Format the items from the first line through the line containing "battery-indicator: 100 xyxy=(710,44,778,78)" as a JSON list of strings, one string per line, leaving out any blank lines.

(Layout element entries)
+ + + +

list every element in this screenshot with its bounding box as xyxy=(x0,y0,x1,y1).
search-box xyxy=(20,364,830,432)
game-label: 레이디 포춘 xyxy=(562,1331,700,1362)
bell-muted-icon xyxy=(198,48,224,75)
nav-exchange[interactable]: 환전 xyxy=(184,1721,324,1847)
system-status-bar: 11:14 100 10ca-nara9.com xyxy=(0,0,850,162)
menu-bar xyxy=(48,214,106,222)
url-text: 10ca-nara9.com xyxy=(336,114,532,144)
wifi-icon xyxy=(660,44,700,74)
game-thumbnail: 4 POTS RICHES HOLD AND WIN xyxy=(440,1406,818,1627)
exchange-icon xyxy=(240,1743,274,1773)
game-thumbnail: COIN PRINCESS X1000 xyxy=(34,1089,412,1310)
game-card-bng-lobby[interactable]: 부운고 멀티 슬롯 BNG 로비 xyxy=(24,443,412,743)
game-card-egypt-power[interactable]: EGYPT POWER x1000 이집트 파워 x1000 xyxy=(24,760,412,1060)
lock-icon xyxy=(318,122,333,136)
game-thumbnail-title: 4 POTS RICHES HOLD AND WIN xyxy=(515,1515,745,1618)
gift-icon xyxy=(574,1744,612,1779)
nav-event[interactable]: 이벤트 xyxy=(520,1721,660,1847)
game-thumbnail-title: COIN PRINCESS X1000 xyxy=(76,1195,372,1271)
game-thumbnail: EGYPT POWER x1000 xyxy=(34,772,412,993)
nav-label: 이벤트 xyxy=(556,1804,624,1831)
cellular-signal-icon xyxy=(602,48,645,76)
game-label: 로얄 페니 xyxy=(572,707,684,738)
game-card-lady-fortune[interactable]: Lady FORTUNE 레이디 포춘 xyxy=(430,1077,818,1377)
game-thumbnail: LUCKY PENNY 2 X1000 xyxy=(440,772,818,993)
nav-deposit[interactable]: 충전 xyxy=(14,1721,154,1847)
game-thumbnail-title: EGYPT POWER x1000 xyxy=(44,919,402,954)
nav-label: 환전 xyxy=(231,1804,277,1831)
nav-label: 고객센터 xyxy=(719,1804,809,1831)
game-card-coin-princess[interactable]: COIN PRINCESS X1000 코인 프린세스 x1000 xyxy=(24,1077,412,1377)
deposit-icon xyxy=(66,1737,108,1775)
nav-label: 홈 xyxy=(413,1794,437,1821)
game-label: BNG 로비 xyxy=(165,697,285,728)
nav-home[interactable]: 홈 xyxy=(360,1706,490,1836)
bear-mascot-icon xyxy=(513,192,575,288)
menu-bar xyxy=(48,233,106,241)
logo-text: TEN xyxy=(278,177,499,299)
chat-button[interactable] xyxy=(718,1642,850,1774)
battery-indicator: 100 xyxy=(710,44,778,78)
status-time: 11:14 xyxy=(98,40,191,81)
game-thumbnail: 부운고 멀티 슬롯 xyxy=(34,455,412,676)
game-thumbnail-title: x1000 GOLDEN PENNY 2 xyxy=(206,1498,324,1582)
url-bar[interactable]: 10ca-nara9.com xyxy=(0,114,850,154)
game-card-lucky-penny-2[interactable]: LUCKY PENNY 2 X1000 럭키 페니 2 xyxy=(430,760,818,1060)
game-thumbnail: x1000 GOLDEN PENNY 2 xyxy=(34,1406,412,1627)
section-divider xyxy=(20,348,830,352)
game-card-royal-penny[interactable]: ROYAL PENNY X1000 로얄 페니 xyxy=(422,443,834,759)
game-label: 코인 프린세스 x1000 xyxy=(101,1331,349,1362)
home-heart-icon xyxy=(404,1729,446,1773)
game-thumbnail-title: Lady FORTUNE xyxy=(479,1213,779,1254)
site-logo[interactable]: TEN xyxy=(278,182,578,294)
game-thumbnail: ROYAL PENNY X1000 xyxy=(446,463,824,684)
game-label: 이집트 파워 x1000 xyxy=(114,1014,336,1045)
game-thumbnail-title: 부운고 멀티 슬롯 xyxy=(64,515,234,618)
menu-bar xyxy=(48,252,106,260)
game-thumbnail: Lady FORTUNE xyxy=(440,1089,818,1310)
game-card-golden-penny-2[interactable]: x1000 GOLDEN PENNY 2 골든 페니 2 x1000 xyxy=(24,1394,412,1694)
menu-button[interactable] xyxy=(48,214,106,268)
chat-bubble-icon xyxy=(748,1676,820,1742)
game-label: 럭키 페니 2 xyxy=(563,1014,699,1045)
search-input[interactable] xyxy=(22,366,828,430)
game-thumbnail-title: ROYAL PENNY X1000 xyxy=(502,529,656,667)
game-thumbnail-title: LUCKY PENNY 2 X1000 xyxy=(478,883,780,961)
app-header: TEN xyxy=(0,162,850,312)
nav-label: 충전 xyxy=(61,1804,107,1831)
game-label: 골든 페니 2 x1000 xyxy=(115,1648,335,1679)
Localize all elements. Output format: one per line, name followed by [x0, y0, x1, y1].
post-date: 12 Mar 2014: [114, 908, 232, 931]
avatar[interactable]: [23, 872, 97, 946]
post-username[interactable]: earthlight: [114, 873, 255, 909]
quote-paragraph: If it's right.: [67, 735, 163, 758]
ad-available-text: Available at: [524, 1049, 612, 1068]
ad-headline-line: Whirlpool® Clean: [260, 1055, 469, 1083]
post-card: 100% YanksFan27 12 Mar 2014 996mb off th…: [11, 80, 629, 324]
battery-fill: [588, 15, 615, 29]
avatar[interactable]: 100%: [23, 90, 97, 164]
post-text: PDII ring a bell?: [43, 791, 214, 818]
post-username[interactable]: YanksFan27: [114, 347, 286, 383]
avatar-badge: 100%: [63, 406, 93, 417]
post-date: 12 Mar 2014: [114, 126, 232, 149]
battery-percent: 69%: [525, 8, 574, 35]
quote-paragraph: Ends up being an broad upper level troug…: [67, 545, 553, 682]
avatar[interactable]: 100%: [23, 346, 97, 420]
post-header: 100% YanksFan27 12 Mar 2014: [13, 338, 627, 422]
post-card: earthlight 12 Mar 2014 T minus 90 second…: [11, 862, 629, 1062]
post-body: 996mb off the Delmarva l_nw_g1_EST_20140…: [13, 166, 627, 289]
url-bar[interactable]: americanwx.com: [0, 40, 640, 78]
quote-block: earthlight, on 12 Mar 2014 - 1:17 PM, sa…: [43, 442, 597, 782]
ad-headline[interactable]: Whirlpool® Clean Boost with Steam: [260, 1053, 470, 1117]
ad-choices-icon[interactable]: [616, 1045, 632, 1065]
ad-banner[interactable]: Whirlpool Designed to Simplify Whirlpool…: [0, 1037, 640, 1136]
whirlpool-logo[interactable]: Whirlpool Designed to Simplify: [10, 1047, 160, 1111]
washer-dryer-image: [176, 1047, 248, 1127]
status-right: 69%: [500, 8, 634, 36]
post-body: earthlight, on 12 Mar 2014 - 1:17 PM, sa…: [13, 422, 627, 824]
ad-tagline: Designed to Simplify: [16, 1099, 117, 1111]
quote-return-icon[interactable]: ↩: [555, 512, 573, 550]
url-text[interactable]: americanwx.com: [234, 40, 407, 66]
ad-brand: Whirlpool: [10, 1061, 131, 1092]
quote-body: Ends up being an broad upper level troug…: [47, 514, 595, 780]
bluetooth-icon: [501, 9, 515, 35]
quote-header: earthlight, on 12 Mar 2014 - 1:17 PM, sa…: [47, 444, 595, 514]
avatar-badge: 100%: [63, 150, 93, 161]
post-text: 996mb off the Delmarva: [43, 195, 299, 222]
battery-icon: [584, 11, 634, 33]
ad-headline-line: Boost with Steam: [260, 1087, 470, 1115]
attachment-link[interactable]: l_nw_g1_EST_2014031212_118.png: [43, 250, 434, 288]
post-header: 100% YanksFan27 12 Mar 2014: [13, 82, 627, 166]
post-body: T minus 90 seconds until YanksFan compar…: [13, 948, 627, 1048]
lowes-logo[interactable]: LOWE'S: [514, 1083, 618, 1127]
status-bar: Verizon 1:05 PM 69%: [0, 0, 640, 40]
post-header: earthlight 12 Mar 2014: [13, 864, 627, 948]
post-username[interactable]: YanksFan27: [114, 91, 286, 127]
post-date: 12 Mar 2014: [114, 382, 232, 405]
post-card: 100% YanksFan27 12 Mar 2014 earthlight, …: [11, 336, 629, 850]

+ + + +

## Full response
[
  "list every element in this screenshot with its bounding box as xyxy=(x0,y0,x1,y1).",
  "search-box xyxy=(20,364,830,432)",
  "game-label: 레이디 포춘 xyxy=(562,1331,700,1362)",
  "bell-muted-icon xyxy=(198,48,224,75)",
  "nav-exchange[interactable]: 환전 xyxy=(184,1721,324,1847)",
  "system-status-bar: 11:14 100 10ca-nara9.com xyxy=(0,0,850,162)",
  "menu-bar xyxy=(48,214,106,222)",
  "url-text: 10ca-nara9.com xyxy=(336,114,532,144)",
  "wifi-icon xyxy=(660,44,700,74)",
  "game-thumbnail: 4 POTS RICHES HOLD AND WIN xyxy=(440,1406,818,1627)",
  "exchange-icon xyxy=(240,1743,274,1773)",
  "game-thumbnail: COIN PRINCESS X1000 xyxy=(34,1089,412,1310)",
  "game-card-bng-lobby[interactable]: 부운고 멀티 슬롯 BNG 로비 xyxy=(24,443,412,743)",
  "game-card-egypt-power[interactable]: EGYPT POWER x1000 이집트 파워 x1000 xyxy=(24,760,412,1060)",
  "lock-icon xyxy=(318,122,333,136)",
  "game-thumbnail-title: 4 POTS RICHES HOLD AND WIN xyxy=(515,1515,745,1618)",
  "gift-icon xyxy=(574,1744,612,1779)",
  "nav-event[interactable]: 이벤트 xyxy=(520,1721,660,1847)",
  "game-thumbnail-title: COIN PRINCESS X1000 xyxy=(76,1195,372,1271)",
  "game-thumbnail: EGYPT POWER x1000 xyxy=(34,772,412,993)",
  "nav-label: 이벤트 xyxy=(556,1804,624,1831)",
  "cellular-signal-icon xyxy=(602,48,645,76)",
  "game-label: 로얄 페니 xyxy=(572,707,684,738)",
  "game-card-lady-fortune[interactable]: Lady FORTUNE 레이디 포춘 xyxy=(430,1077,818,1377)",
  "game-thumbnail: LUCKY PENNY 2 X1000 xyxy=(440,772,818,993)",
  "nav-deposit[interactable]: 충전 xyxy=(14,1721,154,1847)",
  "game-thumbnail-title: EGYPT POWER x1000 xyxy=(44,919,402,954)",
  "nav-label: 환전 xyxy=(231,1804,277,1831)",
  "nav-label: 고객센터 xyxy=(719,1804,809,1831)",
  "game-card-coin-princess[interactable]: COIN PRINCESS X1000 코인 프린세스 x1000 xyxy=(24,1077,412,1377)",
  "deposit-icon xyxy=(66,1737,108,1775)",
  "nav-label: 홈 xyxy=(413,1794,437,1821)",
  "game-label: BNG 로비 xyxy=(165,697,285,728)",
  "nav-home[interactable]: 홈 xyxy=(360,1706,490,1836)",
  "bear-mascot-icon xyxy=(513,192,575,288)",
  "menu-bar xyxy=(48,233,106,241)",
  "logo-text: TEN xyxy=(278,177,499,299)",
  "chat-button[interactable] xyxy=(718,1642,850,1774)",
  "battery-indicator: 100 xyxy=(710,44,778,78)"
]